# [Stored items]
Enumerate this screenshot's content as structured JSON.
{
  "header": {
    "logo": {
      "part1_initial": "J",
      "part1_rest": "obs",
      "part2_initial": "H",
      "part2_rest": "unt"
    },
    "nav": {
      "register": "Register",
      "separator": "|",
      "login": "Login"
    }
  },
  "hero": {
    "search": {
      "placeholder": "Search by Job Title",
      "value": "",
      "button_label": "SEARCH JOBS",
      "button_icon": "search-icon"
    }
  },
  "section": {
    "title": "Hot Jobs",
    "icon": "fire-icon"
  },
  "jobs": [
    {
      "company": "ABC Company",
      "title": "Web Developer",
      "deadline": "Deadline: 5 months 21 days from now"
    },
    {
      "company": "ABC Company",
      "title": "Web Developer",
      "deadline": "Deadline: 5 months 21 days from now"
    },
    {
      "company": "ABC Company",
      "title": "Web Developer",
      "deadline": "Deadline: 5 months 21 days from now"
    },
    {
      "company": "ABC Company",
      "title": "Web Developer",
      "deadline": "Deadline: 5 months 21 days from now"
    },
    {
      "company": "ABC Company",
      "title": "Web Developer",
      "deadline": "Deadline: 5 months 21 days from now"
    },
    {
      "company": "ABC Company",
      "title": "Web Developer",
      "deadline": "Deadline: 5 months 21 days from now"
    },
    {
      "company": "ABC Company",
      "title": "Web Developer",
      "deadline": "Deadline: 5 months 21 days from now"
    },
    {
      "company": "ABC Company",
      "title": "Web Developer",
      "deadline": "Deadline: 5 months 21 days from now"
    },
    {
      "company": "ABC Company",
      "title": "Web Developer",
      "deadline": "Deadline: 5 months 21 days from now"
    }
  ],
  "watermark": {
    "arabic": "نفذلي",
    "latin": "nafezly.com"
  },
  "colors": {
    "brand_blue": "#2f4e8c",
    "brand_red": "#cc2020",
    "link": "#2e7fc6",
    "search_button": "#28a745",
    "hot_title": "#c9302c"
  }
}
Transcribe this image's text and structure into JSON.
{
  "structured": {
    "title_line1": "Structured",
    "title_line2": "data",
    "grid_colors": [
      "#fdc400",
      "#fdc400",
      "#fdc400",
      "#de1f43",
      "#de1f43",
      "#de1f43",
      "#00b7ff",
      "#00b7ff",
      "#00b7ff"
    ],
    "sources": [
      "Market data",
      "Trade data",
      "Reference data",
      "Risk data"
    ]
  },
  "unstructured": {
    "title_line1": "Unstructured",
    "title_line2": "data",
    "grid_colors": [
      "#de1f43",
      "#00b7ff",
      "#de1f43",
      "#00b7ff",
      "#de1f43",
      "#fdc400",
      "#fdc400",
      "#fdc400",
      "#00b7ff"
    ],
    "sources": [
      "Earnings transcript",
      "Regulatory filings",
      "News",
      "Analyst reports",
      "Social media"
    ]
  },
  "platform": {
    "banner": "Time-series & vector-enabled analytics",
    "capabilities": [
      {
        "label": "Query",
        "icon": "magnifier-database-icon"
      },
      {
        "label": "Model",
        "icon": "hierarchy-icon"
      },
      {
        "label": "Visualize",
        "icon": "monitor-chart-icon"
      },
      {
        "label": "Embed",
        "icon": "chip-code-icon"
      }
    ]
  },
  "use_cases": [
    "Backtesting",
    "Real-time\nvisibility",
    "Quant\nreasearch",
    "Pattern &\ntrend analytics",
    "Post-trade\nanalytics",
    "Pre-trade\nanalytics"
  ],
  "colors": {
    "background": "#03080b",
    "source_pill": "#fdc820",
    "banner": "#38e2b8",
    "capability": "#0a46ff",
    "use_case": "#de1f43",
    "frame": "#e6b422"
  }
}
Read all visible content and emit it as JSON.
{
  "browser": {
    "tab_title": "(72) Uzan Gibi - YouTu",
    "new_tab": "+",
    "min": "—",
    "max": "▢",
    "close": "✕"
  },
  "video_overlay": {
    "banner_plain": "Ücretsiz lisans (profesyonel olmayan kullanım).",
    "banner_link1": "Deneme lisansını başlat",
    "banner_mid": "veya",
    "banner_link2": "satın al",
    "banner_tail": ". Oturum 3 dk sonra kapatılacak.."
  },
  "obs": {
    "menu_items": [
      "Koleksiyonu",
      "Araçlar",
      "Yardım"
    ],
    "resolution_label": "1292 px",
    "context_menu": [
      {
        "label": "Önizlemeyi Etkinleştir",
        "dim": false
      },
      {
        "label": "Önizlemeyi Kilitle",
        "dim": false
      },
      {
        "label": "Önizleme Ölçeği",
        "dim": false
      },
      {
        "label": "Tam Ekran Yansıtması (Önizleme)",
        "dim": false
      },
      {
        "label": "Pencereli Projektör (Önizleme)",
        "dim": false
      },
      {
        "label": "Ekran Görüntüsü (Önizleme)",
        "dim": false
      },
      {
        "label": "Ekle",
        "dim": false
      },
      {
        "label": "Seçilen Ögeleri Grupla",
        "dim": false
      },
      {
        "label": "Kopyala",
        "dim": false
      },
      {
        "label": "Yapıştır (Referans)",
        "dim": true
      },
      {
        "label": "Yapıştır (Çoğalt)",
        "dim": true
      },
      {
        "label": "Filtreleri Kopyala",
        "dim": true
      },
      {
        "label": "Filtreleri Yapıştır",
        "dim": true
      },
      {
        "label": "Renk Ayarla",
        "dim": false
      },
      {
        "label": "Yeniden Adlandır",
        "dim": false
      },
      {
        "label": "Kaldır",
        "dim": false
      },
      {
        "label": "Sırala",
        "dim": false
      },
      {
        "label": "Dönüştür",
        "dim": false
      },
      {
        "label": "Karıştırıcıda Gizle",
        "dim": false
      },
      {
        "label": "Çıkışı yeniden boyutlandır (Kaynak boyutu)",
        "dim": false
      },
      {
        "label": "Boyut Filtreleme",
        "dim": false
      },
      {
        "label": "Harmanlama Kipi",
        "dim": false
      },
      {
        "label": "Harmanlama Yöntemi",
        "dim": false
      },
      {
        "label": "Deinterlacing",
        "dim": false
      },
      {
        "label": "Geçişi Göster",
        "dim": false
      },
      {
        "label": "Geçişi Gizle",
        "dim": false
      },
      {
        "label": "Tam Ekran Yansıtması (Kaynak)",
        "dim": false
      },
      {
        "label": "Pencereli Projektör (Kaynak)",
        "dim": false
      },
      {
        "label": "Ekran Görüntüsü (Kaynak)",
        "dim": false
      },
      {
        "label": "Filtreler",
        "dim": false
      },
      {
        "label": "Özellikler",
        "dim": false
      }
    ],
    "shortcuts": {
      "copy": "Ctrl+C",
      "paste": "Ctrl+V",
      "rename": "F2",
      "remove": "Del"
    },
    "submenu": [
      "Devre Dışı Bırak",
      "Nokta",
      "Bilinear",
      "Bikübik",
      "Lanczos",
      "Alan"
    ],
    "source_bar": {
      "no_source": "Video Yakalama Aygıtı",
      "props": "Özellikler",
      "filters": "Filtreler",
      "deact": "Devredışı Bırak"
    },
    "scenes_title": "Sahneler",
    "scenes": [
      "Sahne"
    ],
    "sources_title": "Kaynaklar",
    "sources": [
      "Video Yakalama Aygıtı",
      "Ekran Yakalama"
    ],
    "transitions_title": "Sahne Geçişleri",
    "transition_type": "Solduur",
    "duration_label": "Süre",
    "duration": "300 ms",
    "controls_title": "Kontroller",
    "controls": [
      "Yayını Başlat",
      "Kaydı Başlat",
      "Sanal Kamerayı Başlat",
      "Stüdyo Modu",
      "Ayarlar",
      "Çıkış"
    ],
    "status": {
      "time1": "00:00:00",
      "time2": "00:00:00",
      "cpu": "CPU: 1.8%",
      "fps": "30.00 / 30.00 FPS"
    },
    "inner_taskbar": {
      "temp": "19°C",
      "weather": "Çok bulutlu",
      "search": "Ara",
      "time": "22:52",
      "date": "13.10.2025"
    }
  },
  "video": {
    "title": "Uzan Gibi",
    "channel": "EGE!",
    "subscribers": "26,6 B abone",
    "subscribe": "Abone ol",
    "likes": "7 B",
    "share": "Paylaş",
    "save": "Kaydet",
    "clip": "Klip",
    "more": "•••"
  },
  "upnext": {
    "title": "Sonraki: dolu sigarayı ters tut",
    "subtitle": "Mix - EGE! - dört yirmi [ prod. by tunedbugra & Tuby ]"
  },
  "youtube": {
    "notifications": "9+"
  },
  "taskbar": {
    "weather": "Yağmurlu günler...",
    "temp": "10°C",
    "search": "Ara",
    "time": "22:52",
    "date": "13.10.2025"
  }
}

# [WHAT NEEDS TO BE DONE]
Write out every line of the preceding listing that contains "Filtreleri".

# [OUTPUT FOR THIS TASK]
        "label": "Filtreleri Kopyala",
        "label": "Filtreleri Yapıştır",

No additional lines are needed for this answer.